Count up the lines in the following listing that hold the word "link", then give only that count.

[Data section start]

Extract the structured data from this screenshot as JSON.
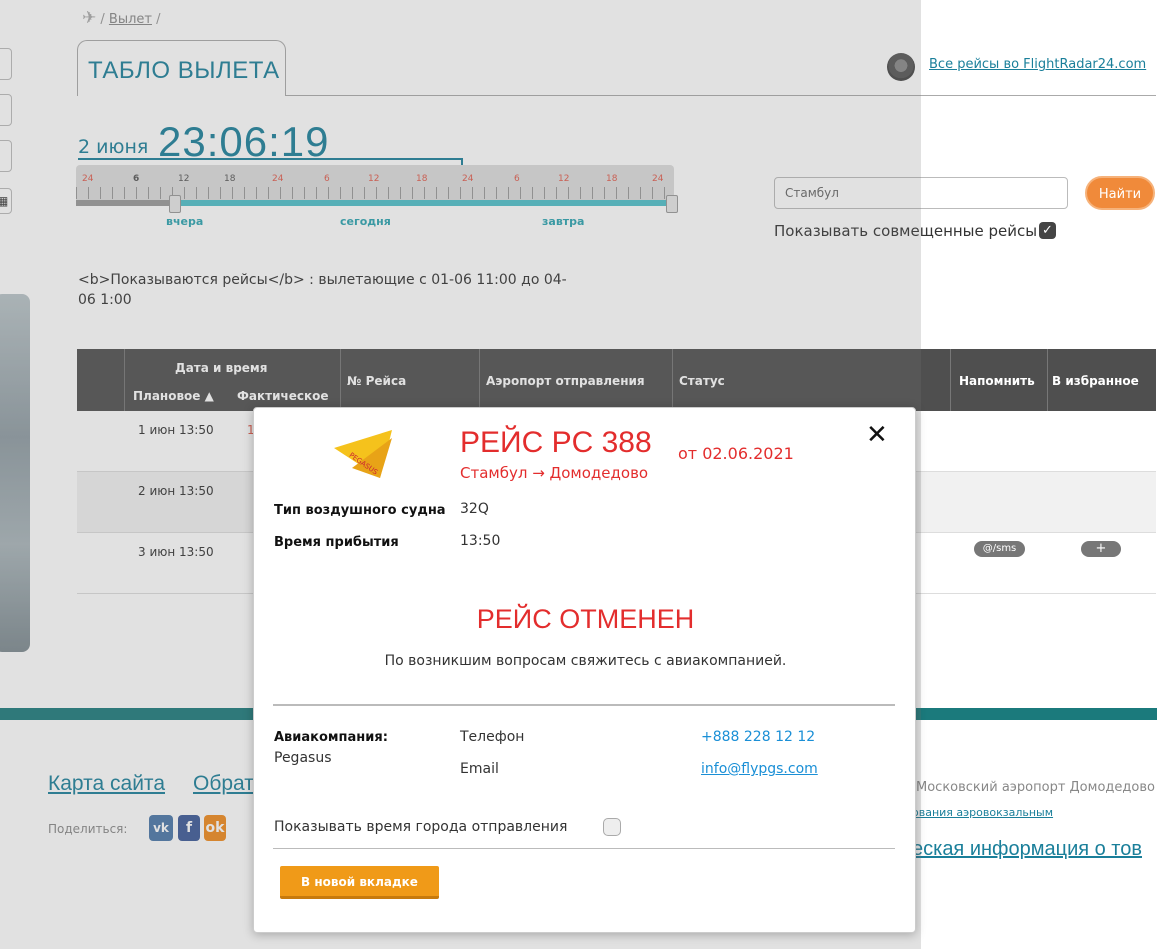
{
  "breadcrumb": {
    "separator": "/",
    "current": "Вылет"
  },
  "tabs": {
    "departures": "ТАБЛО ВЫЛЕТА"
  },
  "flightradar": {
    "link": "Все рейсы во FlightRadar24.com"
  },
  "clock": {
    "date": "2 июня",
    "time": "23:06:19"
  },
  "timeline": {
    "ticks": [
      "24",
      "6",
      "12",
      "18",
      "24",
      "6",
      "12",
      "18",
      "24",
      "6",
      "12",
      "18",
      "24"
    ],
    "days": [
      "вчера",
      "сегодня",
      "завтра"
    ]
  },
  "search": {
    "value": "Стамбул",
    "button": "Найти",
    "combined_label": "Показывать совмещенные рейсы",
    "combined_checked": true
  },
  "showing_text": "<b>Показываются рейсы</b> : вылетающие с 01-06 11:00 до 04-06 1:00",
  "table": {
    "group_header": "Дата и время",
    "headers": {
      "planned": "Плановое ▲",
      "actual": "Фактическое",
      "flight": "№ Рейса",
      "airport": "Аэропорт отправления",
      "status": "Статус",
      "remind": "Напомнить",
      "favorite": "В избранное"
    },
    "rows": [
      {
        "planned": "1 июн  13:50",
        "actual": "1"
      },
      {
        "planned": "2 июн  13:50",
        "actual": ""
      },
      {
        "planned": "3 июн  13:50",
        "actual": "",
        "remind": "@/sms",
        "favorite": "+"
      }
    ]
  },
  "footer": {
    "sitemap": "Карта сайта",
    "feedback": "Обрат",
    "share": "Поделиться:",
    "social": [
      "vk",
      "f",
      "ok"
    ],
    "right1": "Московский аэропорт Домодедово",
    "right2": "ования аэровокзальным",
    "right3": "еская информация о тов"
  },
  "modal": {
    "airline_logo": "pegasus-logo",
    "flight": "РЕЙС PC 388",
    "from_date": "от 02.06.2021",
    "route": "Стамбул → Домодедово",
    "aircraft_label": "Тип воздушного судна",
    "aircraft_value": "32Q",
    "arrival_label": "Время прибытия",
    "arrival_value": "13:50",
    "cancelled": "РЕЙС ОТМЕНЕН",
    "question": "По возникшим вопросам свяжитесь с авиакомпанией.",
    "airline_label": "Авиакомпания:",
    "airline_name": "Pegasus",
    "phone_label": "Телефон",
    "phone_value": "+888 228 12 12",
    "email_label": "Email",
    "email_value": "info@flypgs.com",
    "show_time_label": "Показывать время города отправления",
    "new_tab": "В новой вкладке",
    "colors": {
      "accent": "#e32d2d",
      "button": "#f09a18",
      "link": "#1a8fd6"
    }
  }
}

[Data section end]

- **Exercise answer**:
2